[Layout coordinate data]
┌──

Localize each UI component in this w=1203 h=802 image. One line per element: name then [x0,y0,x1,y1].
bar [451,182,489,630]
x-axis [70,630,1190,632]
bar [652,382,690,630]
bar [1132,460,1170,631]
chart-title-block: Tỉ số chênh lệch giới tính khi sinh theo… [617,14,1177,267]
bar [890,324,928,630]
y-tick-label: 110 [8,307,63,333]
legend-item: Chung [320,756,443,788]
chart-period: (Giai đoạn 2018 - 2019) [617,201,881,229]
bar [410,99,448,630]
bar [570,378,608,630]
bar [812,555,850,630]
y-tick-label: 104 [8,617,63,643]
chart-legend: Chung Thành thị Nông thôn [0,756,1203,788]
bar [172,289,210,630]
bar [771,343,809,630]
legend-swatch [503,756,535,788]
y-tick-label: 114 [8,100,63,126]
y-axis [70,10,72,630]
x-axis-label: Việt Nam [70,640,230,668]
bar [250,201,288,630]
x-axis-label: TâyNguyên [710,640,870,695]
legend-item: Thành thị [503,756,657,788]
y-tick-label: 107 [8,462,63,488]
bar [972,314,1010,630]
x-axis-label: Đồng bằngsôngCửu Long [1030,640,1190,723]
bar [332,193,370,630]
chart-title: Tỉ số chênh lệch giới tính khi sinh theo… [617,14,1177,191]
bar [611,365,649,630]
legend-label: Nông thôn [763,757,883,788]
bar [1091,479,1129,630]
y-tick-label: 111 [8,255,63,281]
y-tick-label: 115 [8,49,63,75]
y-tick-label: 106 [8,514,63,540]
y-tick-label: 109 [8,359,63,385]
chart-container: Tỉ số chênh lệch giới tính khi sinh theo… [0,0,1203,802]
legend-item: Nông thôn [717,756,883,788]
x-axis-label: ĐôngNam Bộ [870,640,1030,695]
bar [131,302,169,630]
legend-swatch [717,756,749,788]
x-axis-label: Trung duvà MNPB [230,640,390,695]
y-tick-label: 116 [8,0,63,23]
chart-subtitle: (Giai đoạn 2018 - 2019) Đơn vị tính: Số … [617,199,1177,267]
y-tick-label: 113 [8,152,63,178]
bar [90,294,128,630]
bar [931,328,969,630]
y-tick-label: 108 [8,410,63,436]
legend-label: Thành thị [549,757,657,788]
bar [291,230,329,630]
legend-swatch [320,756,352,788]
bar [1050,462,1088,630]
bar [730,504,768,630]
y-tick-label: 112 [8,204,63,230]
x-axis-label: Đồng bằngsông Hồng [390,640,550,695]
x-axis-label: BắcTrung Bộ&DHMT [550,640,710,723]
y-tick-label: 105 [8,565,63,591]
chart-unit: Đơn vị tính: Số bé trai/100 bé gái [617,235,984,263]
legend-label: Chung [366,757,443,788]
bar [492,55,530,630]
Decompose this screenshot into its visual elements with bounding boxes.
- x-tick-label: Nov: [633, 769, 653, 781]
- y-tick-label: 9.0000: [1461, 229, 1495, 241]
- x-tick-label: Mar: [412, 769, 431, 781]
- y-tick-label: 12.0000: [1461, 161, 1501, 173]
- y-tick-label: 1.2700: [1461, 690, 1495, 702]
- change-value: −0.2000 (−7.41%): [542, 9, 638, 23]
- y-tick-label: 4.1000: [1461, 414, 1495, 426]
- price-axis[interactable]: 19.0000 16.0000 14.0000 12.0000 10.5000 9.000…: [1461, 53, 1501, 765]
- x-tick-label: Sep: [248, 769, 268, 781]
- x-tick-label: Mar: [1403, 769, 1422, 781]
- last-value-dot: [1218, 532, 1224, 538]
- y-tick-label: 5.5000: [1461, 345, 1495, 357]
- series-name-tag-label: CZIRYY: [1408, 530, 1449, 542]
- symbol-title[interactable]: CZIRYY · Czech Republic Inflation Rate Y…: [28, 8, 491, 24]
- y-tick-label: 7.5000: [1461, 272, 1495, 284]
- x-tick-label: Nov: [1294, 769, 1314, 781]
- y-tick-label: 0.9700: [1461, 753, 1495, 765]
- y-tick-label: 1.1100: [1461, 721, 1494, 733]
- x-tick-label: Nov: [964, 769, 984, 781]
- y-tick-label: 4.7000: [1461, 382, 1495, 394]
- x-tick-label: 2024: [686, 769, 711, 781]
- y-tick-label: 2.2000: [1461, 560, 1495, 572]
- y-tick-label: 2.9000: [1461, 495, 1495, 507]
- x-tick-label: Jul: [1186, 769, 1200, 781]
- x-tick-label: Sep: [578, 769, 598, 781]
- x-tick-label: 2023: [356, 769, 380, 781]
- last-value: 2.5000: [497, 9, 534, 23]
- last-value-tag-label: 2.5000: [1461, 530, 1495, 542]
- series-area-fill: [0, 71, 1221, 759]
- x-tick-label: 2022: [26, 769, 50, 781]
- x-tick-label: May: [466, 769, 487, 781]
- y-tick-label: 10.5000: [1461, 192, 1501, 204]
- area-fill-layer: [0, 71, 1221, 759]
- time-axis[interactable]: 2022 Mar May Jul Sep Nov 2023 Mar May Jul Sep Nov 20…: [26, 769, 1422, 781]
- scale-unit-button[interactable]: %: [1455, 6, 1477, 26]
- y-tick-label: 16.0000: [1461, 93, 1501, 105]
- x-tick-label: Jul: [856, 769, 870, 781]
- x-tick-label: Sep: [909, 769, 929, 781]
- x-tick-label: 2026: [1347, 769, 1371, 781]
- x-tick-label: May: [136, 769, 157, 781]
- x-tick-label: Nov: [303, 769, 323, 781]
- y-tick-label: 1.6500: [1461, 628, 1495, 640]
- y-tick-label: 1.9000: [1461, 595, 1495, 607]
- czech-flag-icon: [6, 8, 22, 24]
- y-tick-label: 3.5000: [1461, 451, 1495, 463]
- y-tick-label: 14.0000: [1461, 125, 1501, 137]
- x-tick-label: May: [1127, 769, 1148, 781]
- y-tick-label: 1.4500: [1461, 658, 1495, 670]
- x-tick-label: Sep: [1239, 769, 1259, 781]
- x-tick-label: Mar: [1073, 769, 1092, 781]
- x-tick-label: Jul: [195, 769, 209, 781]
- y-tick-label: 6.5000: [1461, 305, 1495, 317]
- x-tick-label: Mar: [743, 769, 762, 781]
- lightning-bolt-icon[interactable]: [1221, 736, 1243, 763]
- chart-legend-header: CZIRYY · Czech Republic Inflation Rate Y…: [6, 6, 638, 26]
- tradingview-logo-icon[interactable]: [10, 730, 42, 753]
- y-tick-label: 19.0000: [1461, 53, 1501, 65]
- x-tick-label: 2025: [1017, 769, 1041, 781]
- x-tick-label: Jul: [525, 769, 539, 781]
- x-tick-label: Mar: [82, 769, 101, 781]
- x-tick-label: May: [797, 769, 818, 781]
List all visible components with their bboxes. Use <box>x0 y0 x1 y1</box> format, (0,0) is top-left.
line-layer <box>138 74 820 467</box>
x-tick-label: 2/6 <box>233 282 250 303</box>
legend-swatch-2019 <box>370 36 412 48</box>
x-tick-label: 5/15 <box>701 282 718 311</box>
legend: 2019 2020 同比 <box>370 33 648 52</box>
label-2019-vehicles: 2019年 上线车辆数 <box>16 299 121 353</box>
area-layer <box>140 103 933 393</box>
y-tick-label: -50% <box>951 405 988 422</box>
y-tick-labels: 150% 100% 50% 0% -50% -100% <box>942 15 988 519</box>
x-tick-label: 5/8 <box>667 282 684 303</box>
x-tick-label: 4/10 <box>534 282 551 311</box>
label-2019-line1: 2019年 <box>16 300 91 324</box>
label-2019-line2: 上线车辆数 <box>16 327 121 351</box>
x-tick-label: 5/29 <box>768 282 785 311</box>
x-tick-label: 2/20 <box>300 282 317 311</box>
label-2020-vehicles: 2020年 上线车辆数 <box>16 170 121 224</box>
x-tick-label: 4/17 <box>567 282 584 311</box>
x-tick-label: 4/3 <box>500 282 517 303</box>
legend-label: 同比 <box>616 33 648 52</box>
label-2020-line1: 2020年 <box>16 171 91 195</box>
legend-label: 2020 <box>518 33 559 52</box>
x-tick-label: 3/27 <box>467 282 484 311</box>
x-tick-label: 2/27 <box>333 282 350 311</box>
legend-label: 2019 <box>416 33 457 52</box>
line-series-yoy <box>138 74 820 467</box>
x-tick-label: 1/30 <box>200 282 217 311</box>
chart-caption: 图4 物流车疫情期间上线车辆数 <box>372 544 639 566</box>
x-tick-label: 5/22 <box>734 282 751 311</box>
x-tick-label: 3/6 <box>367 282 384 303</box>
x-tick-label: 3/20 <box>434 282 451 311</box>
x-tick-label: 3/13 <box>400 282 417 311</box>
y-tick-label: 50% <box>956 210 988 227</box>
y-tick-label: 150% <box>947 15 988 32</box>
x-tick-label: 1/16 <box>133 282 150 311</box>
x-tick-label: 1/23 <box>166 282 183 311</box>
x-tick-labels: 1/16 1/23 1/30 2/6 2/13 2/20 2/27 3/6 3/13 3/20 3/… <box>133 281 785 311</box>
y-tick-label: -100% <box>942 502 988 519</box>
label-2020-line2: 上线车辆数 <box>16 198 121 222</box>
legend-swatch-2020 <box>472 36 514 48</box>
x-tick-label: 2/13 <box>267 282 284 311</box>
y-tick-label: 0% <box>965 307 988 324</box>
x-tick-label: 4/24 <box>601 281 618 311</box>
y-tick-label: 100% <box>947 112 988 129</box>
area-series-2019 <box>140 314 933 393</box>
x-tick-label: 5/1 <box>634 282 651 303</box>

└──

- _Job_
Recast the records as a numbered list, leaving out blank lines. Include everything from the first line of the records through the line containing "chart-title-block: Tỉ số", with both ends included.

- _Finished answer_
1. Localize each UI component in this w=1203 h=802 image. One line per element: name then [x0,y0,x1,y1].
2. bar [451,182,489,630]
3. x-axis [70,630,1190,632]
4. bar [652,382,690,630]
5. bar [1132,460,1170,631]
6. chart-title-block: Tỉ số chênh lệch giới tính khi sinh theo… [617,14,1177,267]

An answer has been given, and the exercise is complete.